**Task to complete**
Gather up the lines that contain "Luís".

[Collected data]
+-------+

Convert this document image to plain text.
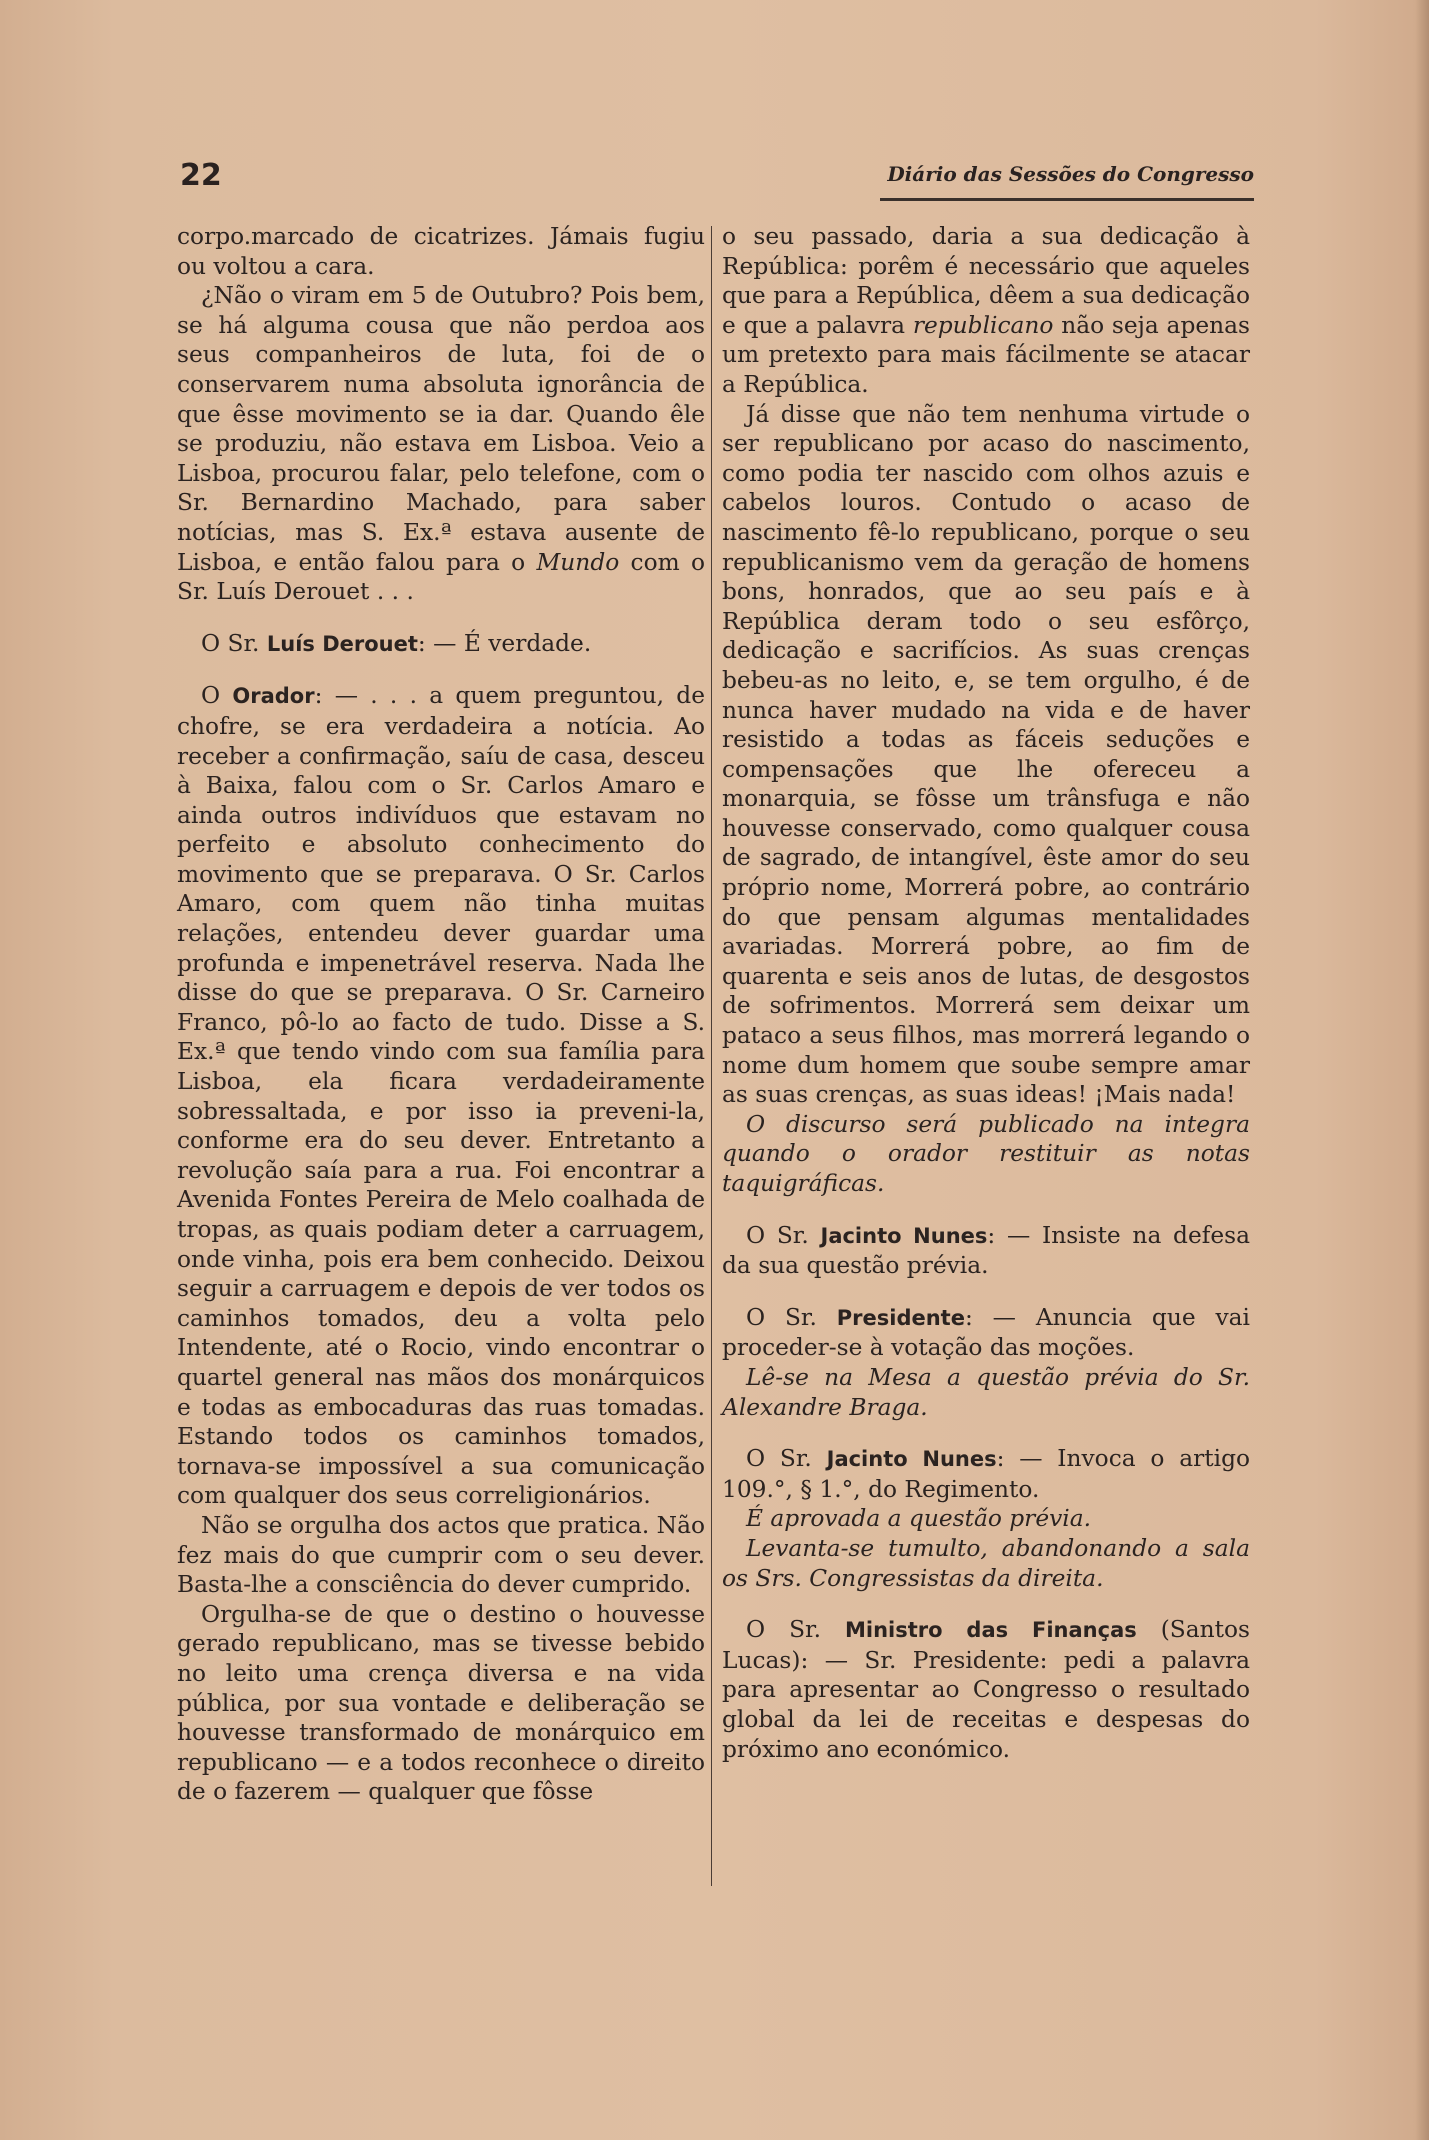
22	Diário das Sessões do Congresso

corpo.marcado de cicatrizes. Jámais fugiu ou voltou a cara.

¿Não o viram em 5 de Outubro? Pois bem, se há alguma cousa que não perdoa aos seus companheiros de luta, foi de o conservarem numa absoluta ignorância de que êsse movimento se ia dar. Quando êle se produziu, não estava em Lisboa. Veio a Lisboa, procurou falar, pelo telefone, com o Sr. Bernardino Machado, para saber notícias, mas S. Ex.ª estava ausente de Lisboa, e então falou para o Mundo com o Sr. Luís Derouet . . .

O Sr. Luís Derouet: — É verdade.

O Orador: — . . . a quem preguntou, de chofre, se era verdadeira a notícia. Ao receber a confirmação, saíu de casa, desceu à Baixa, falou com o Sr. Carlos Amaro e ainda outros indivíduos que estavam no perfeito e absoluto conhecimento do movimento que se preparava. O Sr. Carlos Amaro, com quem não tinha muitas relações, entendeu dever guardar uma profunda e impenetrável reserva. Nada lhe disse do que se preparava. O Sr. Carneiro Franco, pô-lo ao facto de tudo. Disse a S. Ex.ª que tendo vindo com sua família para Lisboa, ela ficara verdadeiramente sobressaltada, e por isso ia preveni-la, conforme era do seu dever. Entretanto a revolução saía para a rua. Foi encontrar a Avenida Fontes Pereira de Melo coalhada de tropas, as quais podiam deter a carruagem, onde vinha, pois era bem conhecido. Deixou seguir a carruagem e depois de ver todos os caminhos tomados, deu a volta pelo Intendente, até o Rocio, vindo encontrar o quartel general nas mãos dos monárquicos e todas as embocaduras das ruas tomadas. Estando todos os caminhos tomados, tornava-se impossível a sua comunicação com qualquer dos seus correligionários.

Não se orgulha dos actos que pratica. Não fez mais do que cumprir com o seu dever. Basta-lhe a consciência do dever cumprido.

Orgulha-se de que o destino o houvesse gerado republicano, mas se tivesse bebido no leito uma crença diversa e na vida pública, por sua vontade e deliberação se houvesse transformado de monárquico em republicano — e a todos reconhece o direito de o fazerem — qualquer que fôsse

o seu passado, daria a sua dedicação à República: porêm é necessário que aqueles que para a República, dêem a sua dedicação e que a palavra republicano não seja apenas um pretexto para mais fácilmente se atacar a República.

Já disse que não tem nenhuma virtude o ser republicano por acaso do nascimento, como podia ter nascido com olhos azuis e cabelos louros. Contudo o acaso de nascimento fê-lo republicano, porque o seu republicanismo vem da geração de homens bons, honrados, que ao seu país e à República deram todo o seu esfôrço, dedicação e sacrifícios. As suas crenças bebeu-as no leito, e, se tem orgulho, é de nunca haver mudado na vida e de haver resistido a todas as fáceis seduções e compensações que lhe ofereceu a monarquia, se fôsse um trânsfuga e não houvesse conservado, como qualquer cousa de sagrado, de intangível, êste amor do seu próprio nome, Morrerá pobre, ao contrário do que pensam algumas mentalidades avariadas. Morrerá pobre, ao fim de quarenta e seis anos de lutas, de desgostos de sofrimentos. Morrerá sem deixar um pataco a seus filhos, mas morrerá legando o nome dum homem que soube sempre amar as suas crenças, as suas ideas! ¡Mais nada!

O discurso será publicado na integra quando o orador restituir as notas taquigráficas.

O Sr. Jacinto Nunes: — Insiste na defesa da sua questão prévia.

O Sr. Presidente: — Anuncia que vai proceder-se à votação das moções.

Lê-se na Mesa a questão prévia do Sr. Alexandre Braga.

O Sr. Jacinto Nunes: — Invoca o artigo 109.°, § 1.°, do Regimento.

É aprovada a questão prévia.

Levanta-se tumulto, abandonando a sala os Srs. Congressistas da direita.

O Sr. Ministro das Finanças (Santos Lucas): — Sr. Presidente: pedi a palavra para apresentar ao Congresso o resultado global da lei de receitas e despesas do próximo ano económico.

+-------+

**Completed exercise**
¿Não o viram em 5 de Outubro? Pois bem, se há alguma cousa que não perdoa aos seus companheiros de luta, foi de o conservarem numa absoluta ignorância de que êsse movimento se ia dar. Quando êle se produziu, não estava em Lisboa. Veio a Lisboa, procurou falar, pelo telefone, com o Sr. Bernardino Machado, para saber notícias, mas S. Ex.ª estava ausente de Lisboa, e então falou para o Mundo com o Sr. Luís Derouet . . .
O Sr. Luís Derouet: — É verdade.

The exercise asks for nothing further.